# Items from a figure collection:
(begin)

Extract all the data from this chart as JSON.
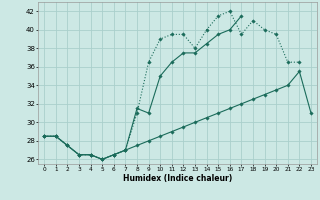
{
  "xlabel": "Humidex (Indice chaleur)",
  "background_color": "#cce8e4",
  "grid_color": "#aacfcc",
  "line_color": "#1a6b5a",
  "xlim": [
    -0.5,
    23.5
  ],
  "ylim": [
    25.5,
    43
  ],
  "yticks": [
    26,
    28,
    30,
    32,
    34,
    36,
    38,
    40,
    42
  ],
  "xticks": [
    0,
    1,
    2,
    3,
    4,
    5,
    6,
    7,
    8,
    9,
    10,
    11,
    12,
    13,
    14,
    15,
    16,
    17,
    18,
    19,
    20,
    21,
    22,
    23
  ],
  "series1_x": [
    0,
    1,
    2,
    3,
    4,
    5,
    6,
    7,
    8,
    9,
    10,
    11,
    12,
    13,
    14,
    15,
    16,
    17,
    18,
    19,
    20,
    21,
    22
  ],
  "series1_y": [
    28.5,
    28.5,
    27.5,
    26.5,
    26.5,
    26.0,
    26.5,
    27.0,
    31.0,
    36.5,
    39.0,
    39.5,
    39.5,
    38.0,
    40.0,
    41.5,
    42.0,
    39.5,
    41.0,
    40.0,
    39.5,
    36.5,
    36.5
  ],
  "series2_x": [
    0,
    1,
    2,
    3,
    4,
    5,
    6,
    7,
    8,
    9,
    10,
    11,
    12,
    13,
    14,
    15,
    16,
    17,
    18,
    19,
    20,
    21,
    22,
    23
  ],
  "series2_y": [
    28.5,
    28.5,
    27.5,
    26.5,
    26.5,
    26.0,
    26.5,
    27.0,
    31.5,
    31.0,
    35.0,
    36.5,
    37.5,
    37.5,
    38.5,
    39.5,
    40.0,
    41.5,
    null,
    null,
    null,
    null,
    null,
    null
  ],
  "series3_x": [
    0,
    1,
    2,
    3,
    4,
    5,
    6,
    7,
    8,
    9,
    10,
    11,
    12,
    13,
    14,
    15,
    16,
    17,
    18,
    19,
    20,
    21,
    22,
    23
  ],
  "series3_y": [
    28.5,
    28.5,
    27.5,
    26.5,
    26.5,
    26.0,
    26.5,
    27.0,
    27.5,
    28.0,
    28.5,
    29.0,
    29.5,
    30.0,
    30.5,
    31.0,
    31.5,
    32.0,
    32.5,
    33.0,
    33.5,
    34.0,
    35.5,
    31.0
  ]
}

(end)

# Description of the task:
Omit all pictures while transcribing the entries verbatim.

# Response to this task:
Extract all the data from this chart as JSON.
{
  "xlabel": "Humidex (Indice chaleur)",
  "background_color": "#cce8e4",
  "grid_color": "#aacfcc",
  "line_color": "#1a6b5a",
  "xlim": [
    -0.5,
    23.5
  ],
  "ylim": [
    25.5,
    43
  ],
  "yticks": [
    26,
    28,
    30,
    32,
    34,
    36,
    38,
    40,
    42
  ],
  "xticks": [
    0,
    1,
    2,
    3,
    4,
    5,
    6,
    7,
    8,
    9,
    10,
    11,
    12,
    13,
    14,
    15,
    16,
    17,
    18,
    19,
    20,
    21,
    22,
    23
  ],
  "series1_x": [
    0,
    1,
    2,
    3,
    4,
    5,
    6,
    7,
    8,
    9,
    10,
    11,
    12,
    13,
    14,
    15,
    16,
    17,
    18,
    19,
    20,
    21,
    22
  ],
  "series1_y": [
    28.5,
    28.5,
    27.5,
    26.5,
    26.5,
    26.0,
    26.5,
    27.0,
    31.0,
    36.5,
    39.0,
    39.5,
    39.5,
    38.0,
    40.0,
    41.5,
    42.0,
    39.5,
    41.0,
    40.0,
    39.5,
    36.5,
    36.5
  ],
  "series2_x": [
    0,
    1,
    2,
    3,
    4,
    5,
    6,
    7,
    8,
    9,
    10,
    11,
    12,
    13,
    14,
    15,
    16,
    17,
    18,
    19,
    20,
    21,
    22,
    23
  ],
  "series2_y": [
    28.5,
    28.5,
    27.5,
    26.5,
    26.5,
    26.0,
    26.5,
    27.0,
    31.5,
    31.0,
    35.0,
    36.5,
    37.5,
    37.5,
    38.5,
    39.5,
    40.0,
    41.5,
    null,
    null,
    null,
    null,
    null,
    null
  ],
  "series3_x": [
    0,
    1,
    2,
    3,
    4,
    5,
    6,
    7,
    8,
    9,
    10,
    11,
    12,
    13,
    14,
    15,
    16,
    17,
    18,
    19,
    20,
    21,
    22,
    23
  ],
  "series3_y": [
    28.5,
    28.5,
    27.5,
    26.5,
    26.5,
    26.0,
    26.5,
    27.0,
    27.5,
    28.0,
    28.5,
    29.0,
    29.5,
    30.0,
    30.5,
    31.0,
    31.5,
    32.0,
    32.5,
    33.0,
    33.5,
    34.0,
    35.5,
    31.0
  ]
}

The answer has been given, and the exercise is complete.